## begin RECORDS SUPPLIED

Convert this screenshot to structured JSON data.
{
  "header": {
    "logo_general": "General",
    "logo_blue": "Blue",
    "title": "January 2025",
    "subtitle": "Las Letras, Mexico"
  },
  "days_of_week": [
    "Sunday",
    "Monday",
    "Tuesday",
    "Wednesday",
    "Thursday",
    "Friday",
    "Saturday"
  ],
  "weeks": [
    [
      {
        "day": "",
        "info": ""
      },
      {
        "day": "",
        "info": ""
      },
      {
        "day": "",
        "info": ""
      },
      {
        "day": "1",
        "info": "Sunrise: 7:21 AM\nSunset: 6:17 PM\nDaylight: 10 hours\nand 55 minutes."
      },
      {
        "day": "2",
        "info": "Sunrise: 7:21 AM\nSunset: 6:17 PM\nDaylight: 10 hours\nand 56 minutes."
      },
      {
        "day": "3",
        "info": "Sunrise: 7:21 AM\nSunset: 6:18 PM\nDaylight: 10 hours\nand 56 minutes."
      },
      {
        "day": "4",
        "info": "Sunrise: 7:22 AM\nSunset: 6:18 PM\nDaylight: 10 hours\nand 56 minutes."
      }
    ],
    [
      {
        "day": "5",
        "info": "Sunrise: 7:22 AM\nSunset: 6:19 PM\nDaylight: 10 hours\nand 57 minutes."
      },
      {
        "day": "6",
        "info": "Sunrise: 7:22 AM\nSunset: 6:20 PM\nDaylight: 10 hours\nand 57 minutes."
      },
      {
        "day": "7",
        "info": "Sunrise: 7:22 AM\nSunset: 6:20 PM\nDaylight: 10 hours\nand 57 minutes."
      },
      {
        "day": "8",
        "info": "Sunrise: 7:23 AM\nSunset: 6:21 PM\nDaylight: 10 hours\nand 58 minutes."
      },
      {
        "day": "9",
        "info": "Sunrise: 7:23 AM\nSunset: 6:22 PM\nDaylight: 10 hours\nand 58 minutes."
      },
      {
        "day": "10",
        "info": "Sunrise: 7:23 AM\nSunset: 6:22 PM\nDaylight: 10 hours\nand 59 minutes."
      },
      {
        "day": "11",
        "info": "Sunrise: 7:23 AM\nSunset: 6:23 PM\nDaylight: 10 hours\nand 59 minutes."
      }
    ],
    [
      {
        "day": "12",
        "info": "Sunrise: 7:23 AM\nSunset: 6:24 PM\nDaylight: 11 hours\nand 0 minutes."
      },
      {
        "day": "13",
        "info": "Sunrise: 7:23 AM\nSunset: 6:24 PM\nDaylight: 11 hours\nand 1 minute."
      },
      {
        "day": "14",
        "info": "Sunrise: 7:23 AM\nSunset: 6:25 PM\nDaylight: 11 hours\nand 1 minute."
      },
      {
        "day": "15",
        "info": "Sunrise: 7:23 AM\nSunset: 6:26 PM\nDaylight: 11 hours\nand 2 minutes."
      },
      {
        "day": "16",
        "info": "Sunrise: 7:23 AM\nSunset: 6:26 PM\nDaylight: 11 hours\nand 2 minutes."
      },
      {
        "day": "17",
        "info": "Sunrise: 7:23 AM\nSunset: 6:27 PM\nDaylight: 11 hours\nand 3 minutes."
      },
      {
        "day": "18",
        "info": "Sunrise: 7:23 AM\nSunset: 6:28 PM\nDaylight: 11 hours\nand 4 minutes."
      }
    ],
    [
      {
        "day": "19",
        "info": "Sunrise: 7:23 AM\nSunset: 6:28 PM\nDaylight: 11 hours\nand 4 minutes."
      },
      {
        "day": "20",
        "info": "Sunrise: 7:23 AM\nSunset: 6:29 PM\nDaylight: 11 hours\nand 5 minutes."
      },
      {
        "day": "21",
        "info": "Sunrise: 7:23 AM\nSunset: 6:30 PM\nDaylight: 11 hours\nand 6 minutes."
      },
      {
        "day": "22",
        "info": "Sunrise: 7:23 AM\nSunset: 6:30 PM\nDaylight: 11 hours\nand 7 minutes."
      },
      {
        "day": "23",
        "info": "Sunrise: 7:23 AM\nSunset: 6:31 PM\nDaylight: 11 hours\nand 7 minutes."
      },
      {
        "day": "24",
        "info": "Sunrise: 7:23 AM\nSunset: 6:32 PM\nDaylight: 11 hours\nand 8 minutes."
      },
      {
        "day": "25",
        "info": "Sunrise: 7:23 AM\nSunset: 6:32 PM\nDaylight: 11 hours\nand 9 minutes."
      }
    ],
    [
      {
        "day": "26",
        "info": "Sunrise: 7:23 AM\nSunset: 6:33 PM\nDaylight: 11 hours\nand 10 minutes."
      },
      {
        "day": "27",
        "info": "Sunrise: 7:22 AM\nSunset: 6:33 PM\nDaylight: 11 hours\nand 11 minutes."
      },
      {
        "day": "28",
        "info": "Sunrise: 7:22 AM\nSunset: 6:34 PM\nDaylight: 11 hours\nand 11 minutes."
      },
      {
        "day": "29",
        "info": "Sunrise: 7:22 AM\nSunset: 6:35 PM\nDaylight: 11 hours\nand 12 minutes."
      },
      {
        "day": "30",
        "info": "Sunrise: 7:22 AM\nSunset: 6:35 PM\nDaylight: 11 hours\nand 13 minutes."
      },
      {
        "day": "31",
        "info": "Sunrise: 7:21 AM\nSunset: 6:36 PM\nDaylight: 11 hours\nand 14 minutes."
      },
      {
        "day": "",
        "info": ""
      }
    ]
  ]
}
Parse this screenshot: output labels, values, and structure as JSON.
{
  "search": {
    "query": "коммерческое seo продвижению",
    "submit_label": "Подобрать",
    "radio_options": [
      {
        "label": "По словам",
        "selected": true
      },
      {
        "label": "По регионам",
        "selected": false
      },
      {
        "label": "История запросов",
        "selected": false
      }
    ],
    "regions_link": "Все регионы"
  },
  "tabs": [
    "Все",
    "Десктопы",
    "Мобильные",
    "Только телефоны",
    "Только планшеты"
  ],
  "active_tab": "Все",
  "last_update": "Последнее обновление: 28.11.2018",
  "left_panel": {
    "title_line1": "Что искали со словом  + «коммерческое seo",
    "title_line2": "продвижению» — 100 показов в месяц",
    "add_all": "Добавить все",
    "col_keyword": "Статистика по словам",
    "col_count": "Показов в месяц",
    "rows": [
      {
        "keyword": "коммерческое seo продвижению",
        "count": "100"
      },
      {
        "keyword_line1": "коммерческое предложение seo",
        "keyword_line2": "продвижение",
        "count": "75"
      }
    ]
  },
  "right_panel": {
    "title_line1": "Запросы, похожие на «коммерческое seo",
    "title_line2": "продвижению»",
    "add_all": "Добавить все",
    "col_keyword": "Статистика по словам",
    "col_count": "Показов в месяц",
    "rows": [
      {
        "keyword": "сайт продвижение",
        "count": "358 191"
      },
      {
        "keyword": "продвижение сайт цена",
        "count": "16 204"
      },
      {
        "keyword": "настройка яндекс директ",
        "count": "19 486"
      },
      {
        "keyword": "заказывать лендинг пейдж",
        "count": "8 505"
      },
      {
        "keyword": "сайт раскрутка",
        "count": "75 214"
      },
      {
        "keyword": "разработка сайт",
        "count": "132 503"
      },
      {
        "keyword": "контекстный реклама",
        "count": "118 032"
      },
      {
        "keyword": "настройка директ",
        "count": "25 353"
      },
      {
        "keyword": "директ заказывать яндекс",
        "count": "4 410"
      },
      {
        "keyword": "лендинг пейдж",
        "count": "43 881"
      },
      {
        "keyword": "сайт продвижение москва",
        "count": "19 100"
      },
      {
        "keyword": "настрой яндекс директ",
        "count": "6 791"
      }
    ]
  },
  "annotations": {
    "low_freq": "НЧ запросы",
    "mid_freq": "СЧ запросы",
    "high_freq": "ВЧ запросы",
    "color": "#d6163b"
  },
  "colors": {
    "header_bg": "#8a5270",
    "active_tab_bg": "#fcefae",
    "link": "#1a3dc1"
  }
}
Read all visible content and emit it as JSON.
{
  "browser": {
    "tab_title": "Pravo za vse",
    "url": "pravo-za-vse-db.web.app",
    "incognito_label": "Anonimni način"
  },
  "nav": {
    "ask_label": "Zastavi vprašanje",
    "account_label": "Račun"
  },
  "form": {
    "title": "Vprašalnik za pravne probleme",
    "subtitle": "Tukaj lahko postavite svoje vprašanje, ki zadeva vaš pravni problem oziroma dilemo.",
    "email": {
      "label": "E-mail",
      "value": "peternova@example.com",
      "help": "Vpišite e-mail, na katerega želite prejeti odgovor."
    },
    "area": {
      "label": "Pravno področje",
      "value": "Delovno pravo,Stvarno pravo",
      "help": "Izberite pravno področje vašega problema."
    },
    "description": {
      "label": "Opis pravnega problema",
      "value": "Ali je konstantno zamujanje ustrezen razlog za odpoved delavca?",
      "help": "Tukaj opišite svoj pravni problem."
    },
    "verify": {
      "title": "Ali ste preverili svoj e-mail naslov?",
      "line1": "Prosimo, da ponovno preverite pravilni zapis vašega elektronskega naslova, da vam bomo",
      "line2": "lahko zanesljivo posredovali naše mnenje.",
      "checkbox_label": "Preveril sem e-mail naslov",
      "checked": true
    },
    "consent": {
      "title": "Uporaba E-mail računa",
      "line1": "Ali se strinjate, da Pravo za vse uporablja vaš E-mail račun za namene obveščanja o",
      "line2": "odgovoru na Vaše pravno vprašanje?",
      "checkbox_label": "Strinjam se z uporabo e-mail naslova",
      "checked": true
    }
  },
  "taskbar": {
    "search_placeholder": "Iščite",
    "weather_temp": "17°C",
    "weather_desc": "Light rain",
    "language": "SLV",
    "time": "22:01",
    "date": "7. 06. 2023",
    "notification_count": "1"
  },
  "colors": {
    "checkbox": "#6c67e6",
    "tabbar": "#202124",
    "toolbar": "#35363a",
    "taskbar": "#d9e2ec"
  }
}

## end RECORDS SUPPLIED

Copy in full each line that holds the word "pravni".

    "subtitle": "Tukaj lahko postavite svoje vprašanje, ki zadeva vaš pravni problem oziroma dilemo.",
      "help": "Tukaj opišite svoj pravni problem."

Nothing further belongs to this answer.